PROVIDED TEXT ::
— Start —
Permanent address: Dept. of Environmental Sciences, Faculty of Science- Alexandria University. 21511- Alexandria, Egypt

Extended abstract

Although the aspects of both land use and coastal management represent part of the larger concept of sustainable development, the strength and interest with which these aspects are received varies considerably among countries. It is well known that land use planning can facilitate the allocation of land to those use(s) that provide the greatest sustainable benefits. However, in order to achieve a sustainable land use planning, an in-depth analysis of the existing resources is required (e.g. localization, features, sensitivity to development). Furthermore, the understanding of development characteristics (resource needs and collateral efforts), would make it possible to identify the use of natural resources. In that regard Sense and Toccolini (1998) mentioned that activities must be developed where the necessary natural resources exist and only when the environment is capable of absorbing the impact of that development.

Coastal management can be considered as a double-sided planning issue. On the one hand it forms a part of the land use concept, and on the other it deals with the conservation of aquatic ecosystems. That is why, in coastal countries, where high percentage of the population inhabits coastal areas, the management concept of coastal zones has become more pronounced than the land use concept. Moreover, the developed concept of Integrated Coastal Zone Management (ICZM) has recently been extended to include not only land use, but also the freshwater basins in coastal countries. This is because coastal managers have realized that the freshwater input to coastal areas has strong impacts on the coastal environments and the welfare of the population living in those areas. The physical and socio-economic relationship between the river basins and their corresponding coastal areas is also the basis for such integrated new approaches to sustainable development. This approach is developed by the UNCHS in Nairobi (1996) and is now known as the Integrated Coastal Area and River Basin Management (ICARM). The priority issues in this management approach are: capacity building, coastal land use planning, river basin development and recourses management, legislation enforcement, coastal and river banks protection and conservation (UNEP-MAP-PAP, 1999).
— End —
(Collection entries)
— Start —
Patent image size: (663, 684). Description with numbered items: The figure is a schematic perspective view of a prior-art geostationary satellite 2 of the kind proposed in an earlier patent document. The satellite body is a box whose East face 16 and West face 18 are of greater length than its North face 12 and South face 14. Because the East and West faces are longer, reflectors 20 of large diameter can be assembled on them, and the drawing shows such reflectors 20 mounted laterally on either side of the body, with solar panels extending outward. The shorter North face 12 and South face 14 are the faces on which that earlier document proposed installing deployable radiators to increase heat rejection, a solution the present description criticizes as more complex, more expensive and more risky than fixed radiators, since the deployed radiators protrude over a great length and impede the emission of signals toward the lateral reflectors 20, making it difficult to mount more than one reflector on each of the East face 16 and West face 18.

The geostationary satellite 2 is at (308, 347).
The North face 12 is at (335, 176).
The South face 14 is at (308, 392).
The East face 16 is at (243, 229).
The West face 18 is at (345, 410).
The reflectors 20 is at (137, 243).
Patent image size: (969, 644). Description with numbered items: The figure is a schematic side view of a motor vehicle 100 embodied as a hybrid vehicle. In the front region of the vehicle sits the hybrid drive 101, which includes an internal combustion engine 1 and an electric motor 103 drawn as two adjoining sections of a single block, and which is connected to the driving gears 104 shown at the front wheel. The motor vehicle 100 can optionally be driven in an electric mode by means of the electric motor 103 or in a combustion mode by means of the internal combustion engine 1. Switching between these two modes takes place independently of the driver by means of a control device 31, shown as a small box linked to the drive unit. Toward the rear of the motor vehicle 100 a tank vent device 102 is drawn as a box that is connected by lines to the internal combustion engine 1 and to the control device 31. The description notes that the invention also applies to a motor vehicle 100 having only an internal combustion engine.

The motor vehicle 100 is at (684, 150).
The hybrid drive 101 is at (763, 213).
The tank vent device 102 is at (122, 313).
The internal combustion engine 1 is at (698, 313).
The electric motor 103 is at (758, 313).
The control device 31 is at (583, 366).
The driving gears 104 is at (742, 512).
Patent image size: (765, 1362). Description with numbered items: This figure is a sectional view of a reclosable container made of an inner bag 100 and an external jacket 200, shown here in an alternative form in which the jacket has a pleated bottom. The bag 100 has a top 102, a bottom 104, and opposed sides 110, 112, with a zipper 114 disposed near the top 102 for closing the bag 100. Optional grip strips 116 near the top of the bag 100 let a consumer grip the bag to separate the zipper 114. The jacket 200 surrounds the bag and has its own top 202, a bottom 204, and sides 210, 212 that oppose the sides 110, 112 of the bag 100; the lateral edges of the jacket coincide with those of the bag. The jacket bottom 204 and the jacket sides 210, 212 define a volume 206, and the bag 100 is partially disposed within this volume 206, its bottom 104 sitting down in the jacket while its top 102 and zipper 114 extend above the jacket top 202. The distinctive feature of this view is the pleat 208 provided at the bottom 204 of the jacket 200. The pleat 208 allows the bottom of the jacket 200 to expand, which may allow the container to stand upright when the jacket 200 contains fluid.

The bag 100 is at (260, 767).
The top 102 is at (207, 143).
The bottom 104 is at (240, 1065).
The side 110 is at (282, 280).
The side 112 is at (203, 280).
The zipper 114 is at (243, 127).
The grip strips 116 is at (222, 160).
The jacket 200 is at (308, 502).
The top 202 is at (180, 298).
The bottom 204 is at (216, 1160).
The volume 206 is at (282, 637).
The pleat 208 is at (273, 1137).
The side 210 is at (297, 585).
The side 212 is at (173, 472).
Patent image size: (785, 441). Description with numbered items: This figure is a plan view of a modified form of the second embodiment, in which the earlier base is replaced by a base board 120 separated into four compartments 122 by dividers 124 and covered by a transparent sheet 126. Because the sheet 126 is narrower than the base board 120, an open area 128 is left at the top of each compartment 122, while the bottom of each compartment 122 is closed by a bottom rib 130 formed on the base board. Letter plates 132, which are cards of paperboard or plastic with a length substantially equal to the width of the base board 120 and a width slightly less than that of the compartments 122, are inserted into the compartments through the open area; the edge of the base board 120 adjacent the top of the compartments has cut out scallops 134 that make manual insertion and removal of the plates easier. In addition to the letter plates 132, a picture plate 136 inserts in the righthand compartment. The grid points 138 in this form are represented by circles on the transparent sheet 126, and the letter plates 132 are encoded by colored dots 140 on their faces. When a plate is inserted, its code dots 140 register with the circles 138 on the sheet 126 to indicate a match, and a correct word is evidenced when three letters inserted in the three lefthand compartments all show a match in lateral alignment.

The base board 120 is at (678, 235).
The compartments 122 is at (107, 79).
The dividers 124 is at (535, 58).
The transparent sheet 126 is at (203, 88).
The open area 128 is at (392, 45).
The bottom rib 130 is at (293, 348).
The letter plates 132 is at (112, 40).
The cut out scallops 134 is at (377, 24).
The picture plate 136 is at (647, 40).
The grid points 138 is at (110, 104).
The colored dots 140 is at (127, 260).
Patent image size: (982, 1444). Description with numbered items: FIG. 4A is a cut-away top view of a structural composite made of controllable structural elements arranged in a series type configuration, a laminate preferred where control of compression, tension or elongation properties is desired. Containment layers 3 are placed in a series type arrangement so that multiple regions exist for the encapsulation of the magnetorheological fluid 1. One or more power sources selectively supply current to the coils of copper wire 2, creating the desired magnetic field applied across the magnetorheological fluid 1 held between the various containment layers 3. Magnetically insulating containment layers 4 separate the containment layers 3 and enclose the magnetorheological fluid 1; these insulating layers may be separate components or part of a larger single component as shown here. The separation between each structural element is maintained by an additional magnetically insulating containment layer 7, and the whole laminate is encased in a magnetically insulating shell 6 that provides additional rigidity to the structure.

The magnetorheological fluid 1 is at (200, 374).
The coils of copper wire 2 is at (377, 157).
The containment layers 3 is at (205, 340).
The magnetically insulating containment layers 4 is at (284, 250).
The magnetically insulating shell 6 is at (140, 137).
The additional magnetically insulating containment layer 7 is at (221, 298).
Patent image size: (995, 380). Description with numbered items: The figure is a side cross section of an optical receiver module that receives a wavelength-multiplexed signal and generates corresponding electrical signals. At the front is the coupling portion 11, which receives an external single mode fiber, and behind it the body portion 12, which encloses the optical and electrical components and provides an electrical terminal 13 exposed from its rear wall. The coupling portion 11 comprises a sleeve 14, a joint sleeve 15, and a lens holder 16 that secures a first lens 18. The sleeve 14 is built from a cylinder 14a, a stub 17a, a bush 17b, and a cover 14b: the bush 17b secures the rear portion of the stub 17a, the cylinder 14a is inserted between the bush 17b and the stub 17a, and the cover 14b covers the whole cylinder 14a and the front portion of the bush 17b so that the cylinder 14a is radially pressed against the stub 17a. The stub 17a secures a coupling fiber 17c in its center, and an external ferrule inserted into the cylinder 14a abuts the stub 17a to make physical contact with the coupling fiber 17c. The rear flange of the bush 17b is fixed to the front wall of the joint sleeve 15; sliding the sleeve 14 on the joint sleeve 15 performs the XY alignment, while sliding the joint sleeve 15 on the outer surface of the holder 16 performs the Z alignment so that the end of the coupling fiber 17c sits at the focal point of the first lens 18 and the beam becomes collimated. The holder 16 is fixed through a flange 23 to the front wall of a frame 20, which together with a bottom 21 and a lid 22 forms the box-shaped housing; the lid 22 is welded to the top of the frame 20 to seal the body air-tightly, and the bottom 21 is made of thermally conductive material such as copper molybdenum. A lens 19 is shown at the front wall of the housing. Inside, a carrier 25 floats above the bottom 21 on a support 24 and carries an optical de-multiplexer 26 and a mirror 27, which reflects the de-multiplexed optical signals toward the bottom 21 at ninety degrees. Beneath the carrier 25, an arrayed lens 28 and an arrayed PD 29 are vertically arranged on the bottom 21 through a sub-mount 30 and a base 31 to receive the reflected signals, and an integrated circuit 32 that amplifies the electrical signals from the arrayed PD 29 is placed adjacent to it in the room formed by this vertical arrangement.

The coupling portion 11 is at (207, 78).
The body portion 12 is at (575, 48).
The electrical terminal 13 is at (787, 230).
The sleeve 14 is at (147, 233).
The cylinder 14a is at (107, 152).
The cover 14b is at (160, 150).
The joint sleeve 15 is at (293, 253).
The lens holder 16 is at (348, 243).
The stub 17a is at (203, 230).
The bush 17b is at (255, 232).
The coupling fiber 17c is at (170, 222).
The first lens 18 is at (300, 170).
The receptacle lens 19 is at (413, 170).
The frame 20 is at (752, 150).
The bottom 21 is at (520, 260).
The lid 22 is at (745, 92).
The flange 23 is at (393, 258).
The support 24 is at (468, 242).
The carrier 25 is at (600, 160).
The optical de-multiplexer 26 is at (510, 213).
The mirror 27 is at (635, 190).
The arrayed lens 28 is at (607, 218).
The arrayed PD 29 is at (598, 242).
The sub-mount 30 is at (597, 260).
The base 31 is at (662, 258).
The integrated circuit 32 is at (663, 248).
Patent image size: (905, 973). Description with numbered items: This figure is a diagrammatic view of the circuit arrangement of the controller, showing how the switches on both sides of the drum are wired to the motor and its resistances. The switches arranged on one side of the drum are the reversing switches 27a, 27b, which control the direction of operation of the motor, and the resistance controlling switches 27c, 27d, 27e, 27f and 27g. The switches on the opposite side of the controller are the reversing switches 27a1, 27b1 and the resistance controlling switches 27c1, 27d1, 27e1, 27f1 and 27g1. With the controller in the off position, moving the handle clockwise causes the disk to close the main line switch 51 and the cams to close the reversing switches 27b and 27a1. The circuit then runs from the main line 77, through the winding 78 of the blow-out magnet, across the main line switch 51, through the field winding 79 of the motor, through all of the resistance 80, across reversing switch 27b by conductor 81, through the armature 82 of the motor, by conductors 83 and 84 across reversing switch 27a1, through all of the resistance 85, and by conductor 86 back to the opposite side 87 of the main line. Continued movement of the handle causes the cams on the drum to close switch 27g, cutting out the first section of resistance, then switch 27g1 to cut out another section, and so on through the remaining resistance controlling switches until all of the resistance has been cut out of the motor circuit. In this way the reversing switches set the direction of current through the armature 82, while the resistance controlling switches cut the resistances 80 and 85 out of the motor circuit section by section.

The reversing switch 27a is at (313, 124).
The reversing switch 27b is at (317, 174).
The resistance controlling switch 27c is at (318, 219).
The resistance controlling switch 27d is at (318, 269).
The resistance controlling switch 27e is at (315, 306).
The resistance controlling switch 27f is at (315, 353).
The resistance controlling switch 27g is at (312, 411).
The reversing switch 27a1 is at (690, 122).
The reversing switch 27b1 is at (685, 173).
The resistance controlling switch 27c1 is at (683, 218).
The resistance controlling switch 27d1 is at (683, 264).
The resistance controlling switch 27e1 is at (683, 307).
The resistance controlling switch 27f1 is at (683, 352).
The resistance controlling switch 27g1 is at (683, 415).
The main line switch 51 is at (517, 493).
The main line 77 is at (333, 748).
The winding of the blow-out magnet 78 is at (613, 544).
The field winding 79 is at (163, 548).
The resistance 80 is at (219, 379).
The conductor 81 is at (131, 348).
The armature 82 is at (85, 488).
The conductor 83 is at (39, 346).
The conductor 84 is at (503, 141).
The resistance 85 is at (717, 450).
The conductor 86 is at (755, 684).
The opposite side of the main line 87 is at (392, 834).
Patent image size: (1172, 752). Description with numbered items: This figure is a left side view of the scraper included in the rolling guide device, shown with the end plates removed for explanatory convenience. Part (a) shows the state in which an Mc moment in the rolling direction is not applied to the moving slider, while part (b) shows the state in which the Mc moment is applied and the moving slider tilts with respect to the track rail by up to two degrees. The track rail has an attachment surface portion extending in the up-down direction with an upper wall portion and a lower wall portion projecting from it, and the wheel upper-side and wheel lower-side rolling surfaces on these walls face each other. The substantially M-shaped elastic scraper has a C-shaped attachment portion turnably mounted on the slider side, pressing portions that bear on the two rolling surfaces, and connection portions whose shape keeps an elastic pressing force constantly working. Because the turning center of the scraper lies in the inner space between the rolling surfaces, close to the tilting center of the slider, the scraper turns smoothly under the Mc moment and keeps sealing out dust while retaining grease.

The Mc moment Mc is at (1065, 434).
— End —
TASK LIST ::
**A)** The extended abstract on coastal management names, in parentheses, several things that an in-depth analysis of existing resources covers. List all of them.
**B)** Answer these questions using the extended abstract on coastal management:
(i) Which department and university are given in the permanent address?
(ii) According to Sense and Toccolini (1998), where must activities be developed?
(iii) By what name is the approach developed by the UNCHS in Nairobi (1996) now known?
**C)** Extend the extended abstract on coastal management, picking up from its last sentence.

THE ANSWERS ::
**A)**
- localization
- features
- sensitivity to development

**B)**
(i) The Dept. of Environmental Sciences, Faculty of Science, Alexandria University.
(ii) Where the necessary natural resources exist, and only when the environment is capable of absorbing the impact of that development.
(iii) The Integrated Coastal Area and River Basin Management (ICARM).

**C)**
The concept of ICARM seems to add a new and important dimension to the previous concepts of land use and coastal zone management; especially in countries where surface freshwater resources play the major role in their development. In that regard, Egypt, as one of the third countries where the Nile River downstream runs in its territory from south to north may represent an ideal case study with which to apply the ICARM concept. The Nile River in Egypt has been the artery of life for its population from time immemorial. Moreover, any sort of development (agriculture, industrial, cultural, etc.) mainly depends on the availability of Nile water. The downstream flow of the river ends in Egypt with the Nile delta located between the two branches (Rosetta and Damietta) discharging Nile waters to the Mediterranean Sea through their estuaries (Fig 1).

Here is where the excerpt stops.